[Start of Provided data]
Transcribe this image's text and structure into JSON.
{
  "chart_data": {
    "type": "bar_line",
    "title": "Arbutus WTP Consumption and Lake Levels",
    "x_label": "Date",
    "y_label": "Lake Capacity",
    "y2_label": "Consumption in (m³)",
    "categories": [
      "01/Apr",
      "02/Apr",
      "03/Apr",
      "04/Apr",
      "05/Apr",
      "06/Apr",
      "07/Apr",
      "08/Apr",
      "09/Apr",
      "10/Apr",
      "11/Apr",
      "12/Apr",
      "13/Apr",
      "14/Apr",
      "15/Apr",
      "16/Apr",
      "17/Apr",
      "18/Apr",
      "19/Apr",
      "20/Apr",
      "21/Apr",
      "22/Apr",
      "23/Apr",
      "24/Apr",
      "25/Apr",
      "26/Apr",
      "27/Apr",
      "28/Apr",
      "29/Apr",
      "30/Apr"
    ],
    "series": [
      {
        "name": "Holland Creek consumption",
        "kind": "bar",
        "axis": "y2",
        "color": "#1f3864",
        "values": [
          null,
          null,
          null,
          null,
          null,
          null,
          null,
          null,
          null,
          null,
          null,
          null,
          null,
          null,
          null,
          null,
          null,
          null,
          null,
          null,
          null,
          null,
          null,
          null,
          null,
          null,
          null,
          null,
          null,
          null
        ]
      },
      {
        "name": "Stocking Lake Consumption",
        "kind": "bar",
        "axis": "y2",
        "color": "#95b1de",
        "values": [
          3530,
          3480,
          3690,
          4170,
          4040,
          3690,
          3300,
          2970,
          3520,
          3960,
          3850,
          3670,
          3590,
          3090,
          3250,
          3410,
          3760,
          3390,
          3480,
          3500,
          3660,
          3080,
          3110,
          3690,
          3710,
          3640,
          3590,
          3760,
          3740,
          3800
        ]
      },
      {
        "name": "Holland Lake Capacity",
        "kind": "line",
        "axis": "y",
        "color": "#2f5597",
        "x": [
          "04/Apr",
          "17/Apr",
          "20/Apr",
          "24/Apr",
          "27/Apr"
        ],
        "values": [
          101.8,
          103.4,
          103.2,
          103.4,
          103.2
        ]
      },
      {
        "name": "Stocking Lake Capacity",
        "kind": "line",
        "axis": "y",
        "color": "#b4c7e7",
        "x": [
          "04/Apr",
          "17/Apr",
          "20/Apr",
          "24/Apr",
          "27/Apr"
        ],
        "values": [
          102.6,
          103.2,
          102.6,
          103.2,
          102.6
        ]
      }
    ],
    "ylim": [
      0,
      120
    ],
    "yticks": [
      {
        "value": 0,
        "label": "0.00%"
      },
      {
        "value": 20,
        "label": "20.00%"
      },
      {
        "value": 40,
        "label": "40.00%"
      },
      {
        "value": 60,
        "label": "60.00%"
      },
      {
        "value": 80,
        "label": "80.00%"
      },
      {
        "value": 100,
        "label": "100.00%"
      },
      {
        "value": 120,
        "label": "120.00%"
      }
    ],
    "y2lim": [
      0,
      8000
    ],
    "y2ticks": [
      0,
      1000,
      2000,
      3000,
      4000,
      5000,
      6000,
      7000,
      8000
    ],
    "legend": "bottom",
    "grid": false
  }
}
[End of Provided data]
Written problem: Filter lines by "Lake" and return each hit.

In response:
    "title": "Arbutus WTP Consumption and Lake Levels",
    "y_label": "Lake Capacity",
        "name": "Stocking Lake Consumption",
        "name": "Holland Lake Capacity",
        "name": "Stocking Lake Capacity",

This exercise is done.